**Stated goal**
Reply with one number only: the count of lines below that contain the word "title".

**Dataset excerpts**
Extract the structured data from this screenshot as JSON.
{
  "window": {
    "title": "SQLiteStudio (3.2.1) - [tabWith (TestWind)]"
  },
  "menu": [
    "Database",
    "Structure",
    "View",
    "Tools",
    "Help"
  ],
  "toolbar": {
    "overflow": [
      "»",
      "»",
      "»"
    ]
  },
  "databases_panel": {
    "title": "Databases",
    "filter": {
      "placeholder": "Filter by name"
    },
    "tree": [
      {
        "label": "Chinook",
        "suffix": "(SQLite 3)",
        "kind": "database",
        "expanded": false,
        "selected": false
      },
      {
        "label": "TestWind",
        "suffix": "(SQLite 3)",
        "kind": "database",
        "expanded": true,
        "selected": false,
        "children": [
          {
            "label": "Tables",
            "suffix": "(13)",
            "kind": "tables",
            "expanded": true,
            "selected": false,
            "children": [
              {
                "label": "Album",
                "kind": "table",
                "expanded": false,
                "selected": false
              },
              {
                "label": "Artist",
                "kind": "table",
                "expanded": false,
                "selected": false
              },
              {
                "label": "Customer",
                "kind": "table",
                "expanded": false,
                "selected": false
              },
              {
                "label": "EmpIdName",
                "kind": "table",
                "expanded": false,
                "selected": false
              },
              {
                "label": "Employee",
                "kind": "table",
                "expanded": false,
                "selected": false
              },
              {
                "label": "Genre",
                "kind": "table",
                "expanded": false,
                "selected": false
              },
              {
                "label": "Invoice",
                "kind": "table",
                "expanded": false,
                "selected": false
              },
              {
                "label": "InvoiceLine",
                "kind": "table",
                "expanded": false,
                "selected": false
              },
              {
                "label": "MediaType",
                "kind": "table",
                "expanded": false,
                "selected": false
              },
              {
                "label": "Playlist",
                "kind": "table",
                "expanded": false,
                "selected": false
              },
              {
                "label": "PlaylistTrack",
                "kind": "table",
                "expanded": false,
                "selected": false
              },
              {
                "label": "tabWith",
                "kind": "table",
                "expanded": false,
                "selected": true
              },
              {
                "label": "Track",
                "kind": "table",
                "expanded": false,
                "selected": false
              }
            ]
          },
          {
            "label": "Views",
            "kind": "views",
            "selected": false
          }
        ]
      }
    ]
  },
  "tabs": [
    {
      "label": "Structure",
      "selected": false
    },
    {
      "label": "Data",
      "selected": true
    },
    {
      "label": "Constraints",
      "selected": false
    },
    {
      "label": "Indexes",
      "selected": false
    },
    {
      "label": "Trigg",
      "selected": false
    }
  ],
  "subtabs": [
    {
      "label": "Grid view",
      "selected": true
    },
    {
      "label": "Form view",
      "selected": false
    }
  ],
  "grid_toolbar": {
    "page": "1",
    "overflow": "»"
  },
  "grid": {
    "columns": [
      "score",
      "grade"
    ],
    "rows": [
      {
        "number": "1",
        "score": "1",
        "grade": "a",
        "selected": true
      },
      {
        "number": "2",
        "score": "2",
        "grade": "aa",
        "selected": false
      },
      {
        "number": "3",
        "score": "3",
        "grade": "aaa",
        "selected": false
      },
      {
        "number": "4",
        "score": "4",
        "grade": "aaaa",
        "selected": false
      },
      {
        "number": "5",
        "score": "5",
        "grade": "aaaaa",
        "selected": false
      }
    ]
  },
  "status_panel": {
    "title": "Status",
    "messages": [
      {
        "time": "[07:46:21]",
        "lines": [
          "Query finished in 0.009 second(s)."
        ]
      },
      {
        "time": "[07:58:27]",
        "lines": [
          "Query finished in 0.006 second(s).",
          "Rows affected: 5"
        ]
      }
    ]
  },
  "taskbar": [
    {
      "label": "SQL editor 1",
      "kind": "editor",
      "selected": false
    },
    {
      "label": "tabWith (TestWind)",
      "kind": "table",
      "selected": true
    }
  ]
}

**Correct output**
3